▶ _What the task asks_:
Leave out the pictures and copy each record below exactly.

▶ _Exercise inputs_:

========

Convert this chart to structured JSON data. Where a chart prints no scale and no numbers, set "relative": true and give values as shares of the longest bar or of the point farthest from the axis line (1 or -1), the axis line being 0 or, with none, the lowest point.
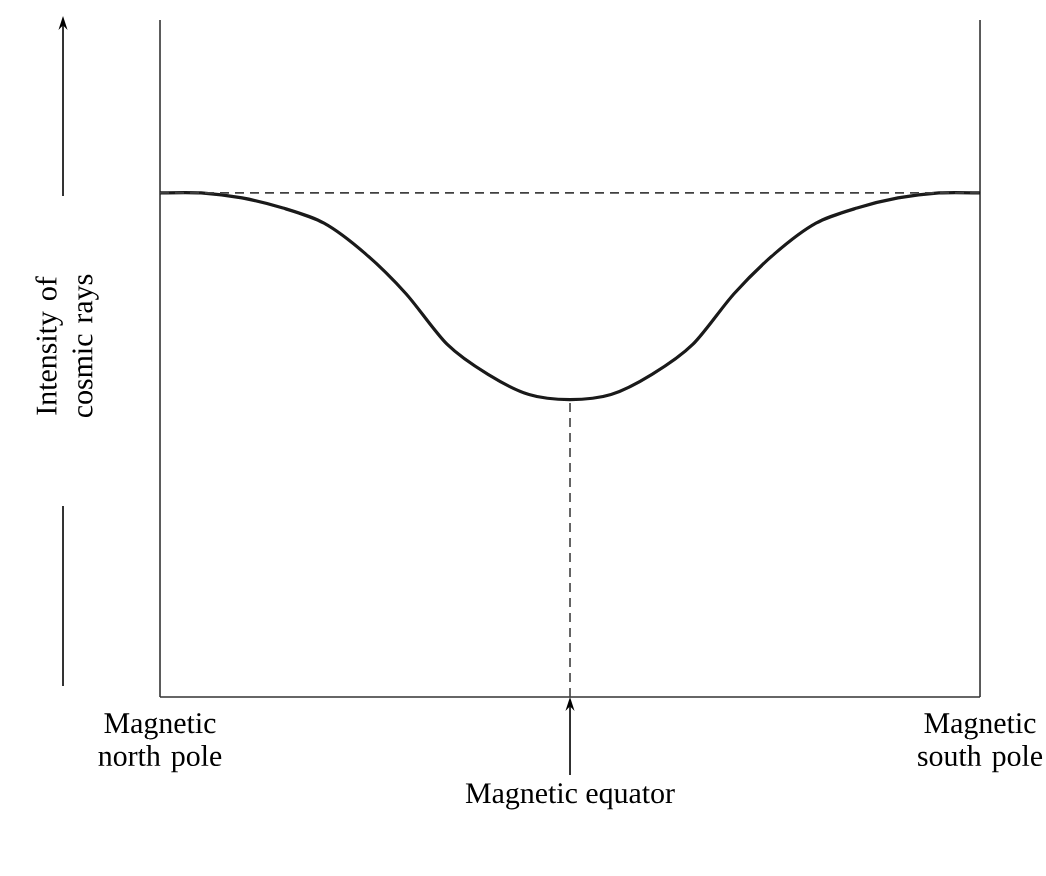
{
  "chart_data": {
    "type": "line",
    "relative": true,
    "ylabel": "Intensity of cosmic rays",
    "categories": [
      "Magnetic north pole",
      null,
      null,
      null,
      null,
      null,
      null,
      null,
      null,
      null,
      null,
      null,
      null,
      null,
      null,
      null,
      null,
      null,
      null,
      null,
      "Magnetic south pole"
    ],
    "values": [
      1,
      1.0,
      0.99,
      0.97,
      0.94,
      0.88,
      0.8,
      0.7,
      0.64,
      0.6,
      0.59,
      0.6,
      0.64,
      0.7,
      0.8,
      0.88,
      0.94,
      0.97,
      0.99,
      1.0,
      1
    ],
    "color": "#1a1a1a",
    "annotations": [
      "Magnetic equator"
    ],
    "ref_lines": [
      {
        "axis": "y",
        "value": 1,
        "line_style": "dashed"
      }
    ]
  }
}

========

▶ _Completed exercise_:
Convert this chart to structured JSON data. Where a chart prints no scale and no numbers, set "relative": true and give values as shares of the longest bar or of the point farthest from the axis line (1 or -1), the axis line being 0 or, with none, the lowest point.
{
  "chart_data": {
    "type": "line",
    "relative": true,
    "ylabel": "Intensity of cosmic rays",
    "categories": [
      "Magnetic north pole",
      null,
      null,
      null,
      null,
      null,
      null,
      null,
      null,
      null,
      null,
      null,
      null,
      null,
      null,
      null,
      null,
      null,
      null,
      null,
      "Magnetic south pole"
    ],
    "values": [
      1,
      1.0,
      0.99,
      0.97,
      0.94,
      0.88,
      0.8,
      0.7,
      0.64,
      0.6,
      0.59,
      0.6,
      0.64,
      0.7,
      0.8,
      0.88,
      0.94,
      0.97,
      0.99,
      1.0,
      1
    ],
    "color": "#1a1a1a",
    "annotations": [
      "Magnetic equator"
    ],
    "ref_lines": [
      {
        "axis": "y",
        "value": 1,
        "line_style": "dashed"
      }
    ]
  }
}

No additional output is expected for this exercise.